Data in this exercise:
** BEGIN **

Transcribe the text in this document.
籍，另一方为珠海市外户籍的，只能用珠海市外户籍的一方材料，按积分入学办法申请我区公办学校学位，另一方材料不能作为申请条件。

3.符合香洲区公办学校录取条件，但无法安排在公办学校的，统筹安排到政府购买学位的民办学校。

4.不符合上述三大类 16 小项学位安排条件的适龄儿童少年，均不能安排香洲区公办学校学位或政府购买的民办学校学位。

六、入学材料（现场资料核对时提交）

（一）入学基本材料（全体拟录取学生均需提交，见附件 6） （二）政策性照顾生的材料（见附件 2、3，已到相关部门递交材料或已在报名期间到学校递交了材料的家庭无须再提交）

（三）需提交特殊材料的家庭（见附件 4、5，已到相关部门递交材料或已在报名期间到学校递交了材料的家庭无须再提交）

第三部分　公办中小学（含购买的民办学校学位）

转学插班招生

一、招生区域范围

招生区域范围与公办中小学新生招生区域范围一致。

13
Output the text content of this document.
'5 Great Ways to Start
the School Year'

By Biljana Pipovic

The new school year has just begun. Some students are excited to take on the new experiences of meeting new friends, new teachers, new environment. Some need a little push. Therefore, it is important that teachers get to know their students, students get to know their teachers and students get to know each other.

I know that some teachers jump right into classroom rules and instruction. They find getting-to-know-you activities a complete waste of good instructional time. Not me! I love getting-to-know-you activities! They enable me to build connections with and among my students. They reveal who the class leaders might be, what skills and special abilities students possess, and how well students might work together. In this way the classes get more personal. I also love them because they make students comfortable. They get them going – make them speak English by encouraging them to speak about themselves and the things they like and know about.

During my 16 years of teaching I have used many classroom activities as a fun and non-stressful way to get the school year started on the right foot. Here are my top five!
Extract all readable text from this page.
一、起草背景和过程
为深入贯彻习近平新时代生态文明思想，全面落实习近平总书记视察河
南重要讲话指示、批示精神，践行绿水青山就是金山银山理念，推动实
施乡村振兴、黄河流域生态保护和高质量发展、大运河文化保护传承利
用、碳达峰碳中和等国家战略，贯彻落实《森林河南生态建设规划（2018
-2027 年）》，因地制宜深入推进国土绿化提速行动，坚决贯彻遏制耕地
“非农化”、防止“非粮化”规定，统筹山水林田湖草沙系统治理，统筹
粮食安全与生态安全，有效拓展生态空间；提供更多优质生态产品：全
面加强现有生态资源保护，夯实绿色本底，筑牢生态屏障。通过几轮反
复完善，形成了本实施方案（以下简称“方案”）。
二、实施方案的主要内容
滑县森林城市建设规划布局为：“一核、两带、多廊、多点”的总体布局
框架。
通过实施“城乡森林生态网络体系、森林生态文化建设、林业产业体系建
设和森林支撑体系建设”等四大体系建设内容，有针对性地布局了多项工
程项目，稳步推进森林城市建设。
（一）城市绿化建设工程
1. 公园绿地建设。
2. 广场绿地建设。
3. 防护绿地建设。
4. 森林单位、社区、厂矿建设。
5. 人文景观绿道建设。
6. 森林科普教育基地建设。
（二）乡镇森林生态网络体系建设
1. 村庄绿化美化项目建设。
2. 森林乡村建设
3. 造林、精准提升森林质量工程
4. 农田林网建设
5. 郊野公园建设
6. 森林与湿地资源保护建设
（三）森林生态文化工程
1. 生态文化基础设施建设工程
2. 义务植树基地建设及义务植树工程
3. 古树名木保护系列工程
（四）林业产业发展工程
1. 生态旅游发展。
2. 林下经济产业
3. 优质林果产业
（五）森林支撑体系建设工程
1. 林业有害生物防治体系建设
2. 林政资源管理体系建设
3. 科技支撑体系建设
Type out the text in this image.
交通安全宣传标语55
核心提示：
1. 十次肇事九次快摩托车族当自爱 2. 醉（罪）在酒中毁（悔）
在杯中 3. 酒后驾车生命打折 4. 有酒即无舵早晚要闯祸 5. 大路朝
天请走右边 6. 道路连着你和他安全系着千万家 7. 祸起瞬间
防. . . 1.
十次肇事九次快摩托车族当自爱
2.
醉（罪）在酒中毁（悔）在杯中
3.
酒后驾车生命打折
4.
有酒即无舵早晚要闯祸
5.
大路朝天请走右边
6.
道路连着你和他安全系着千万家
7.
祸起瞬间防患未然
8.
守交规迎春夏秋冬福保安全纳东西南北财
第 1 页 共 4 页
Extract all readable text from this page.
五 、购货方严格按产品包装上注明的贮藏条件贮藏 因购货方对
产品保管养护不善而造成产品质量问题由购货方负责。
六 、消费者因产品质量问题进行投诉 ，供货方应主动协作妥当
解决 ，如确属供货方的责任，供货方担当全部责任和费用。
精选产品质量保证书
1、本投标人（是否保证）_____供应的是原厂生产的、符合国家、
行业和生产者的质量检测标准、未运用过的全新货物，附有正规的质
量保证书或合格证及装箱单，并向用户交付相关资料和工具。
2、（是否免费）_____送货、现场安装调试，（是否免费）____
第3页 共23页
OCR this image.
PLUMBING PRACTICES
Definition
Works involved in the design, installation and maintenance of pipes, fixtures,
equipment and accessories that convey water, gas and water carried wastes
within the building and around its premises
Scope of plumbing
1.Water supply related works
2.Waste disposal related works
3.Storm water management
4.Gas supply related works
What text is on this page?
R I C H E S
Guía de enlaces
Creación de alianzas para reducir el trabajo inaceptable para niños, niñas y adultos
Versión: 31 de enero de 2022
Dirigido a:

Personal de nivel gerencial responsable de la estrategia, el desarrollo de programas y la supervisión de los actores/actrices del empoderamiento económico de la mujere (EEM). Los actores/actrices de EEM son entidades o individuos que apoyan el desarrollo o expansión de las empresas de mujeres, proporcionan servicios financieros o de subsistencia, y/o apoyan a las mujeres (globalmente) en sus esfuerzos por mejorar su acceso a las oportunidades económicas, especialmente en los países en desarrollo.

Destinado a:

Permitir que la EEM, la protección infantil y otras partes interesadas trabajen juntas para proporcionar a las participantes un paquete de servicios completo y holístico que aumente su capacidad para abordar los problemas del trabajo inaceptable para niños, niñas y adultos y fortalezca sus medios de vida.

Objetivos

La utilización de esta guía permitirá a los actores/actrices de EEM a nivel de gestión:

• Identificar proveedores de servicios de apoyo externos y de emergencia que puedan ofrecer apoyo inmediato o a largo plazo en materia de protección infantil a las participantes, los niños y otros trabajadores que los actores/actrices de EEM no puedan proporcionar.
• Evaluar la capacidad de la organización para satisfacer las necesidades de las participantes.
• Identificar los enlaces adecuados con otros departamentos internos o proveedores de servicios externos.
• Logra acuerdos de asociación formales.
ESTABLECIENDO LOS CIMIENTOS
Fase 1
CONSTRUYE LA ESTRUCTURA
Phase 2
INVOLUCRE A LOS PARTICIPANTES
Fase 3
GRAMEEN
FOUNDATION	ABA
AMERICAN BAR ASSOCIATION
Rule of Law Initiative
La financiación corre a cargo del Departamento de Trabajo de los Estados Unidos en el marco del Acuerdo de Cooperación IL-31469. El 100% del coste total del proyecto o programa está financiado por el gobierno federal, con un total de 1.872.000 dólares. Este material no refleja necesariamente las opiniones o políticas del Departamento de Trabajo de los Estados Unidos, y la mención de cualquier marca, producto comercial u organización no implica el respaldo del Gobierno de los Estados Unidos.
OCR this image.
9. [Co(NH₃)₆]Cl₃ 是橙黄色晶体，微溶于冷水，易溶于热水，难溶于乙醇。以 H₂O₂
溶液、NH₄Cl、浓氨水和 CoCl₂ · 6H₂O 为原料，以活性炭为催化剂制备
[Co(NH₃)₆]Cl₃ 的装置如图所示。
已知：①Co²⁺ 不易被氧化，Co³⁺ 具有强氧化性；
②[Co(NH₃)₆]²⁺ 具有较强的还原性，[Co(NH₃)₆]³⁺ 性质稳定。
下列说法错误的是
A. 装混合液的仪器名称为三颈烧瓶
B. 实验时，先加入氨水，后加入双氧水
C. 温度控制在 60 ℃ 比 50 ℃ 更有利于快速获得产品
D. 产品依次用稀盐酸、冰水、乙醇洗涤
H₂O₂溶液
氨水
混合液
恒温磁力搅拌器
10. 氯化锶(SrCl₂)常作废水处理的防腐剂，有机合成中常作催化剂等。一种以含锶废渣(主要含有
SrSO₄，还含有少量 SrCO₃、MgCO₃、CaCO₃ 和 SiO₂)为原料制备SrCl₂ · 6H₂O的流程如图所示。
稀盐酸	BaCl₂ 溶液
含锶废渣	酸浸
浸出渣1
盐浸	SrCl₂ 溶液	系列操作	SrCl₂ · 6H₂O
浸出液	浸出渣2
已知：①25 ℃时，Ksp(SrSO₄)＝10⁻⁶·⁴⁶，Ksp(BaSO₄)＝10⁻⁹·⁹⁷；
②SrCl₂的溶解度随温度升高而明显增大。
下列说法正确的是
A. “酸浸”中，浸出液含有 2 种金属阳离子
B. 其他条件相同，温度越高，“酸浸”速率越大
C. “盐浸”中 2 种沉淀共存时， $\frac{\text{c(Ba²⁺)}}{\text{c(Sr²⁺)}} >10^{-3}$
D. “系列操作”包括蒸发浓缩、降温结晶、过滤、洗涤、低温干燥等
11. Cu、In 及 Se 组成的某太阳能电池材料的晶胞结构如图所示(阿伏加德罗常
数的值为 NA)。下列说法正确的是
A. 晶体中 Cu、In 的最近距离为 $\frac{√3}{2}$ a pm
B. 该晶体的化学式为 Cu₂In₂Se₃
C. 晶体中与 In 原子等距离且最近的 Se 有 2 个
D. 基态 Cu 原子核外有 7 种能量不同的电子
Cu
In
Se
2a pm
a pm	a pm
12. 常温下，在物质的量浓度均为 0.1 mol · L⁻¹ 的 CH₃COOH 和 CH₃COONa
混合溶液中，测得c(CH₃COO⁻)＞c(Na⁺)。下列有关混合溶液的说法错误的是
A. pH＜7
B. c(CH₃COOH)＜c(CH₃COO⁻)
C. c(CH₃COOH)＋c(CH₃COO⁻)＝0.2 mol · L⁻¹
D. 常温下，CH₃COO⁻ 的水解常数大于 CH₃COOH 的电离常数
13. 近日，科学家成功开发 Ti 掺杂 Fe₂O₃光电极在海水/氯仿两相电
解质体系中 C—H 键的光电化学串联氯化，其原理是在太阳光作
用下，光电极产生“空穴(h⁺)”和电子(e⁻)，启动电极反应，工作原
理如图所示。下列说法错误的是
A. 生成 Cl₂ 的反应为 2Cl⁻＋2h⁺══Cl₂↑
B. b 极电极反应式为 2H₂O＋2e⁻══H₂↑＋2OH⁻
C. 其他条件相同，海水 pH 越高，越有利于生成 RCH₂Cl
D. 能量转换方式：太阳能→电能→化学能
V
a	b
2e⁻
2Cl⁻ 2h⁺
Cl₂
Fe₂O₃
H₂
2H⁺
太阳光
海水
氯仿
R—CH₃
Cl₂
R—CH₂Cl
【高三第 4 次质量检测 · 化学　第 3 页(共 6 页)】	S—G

** END **

What is required:
In the material above, how many lines hold the word "related"? Say only the number.

Written answer:
3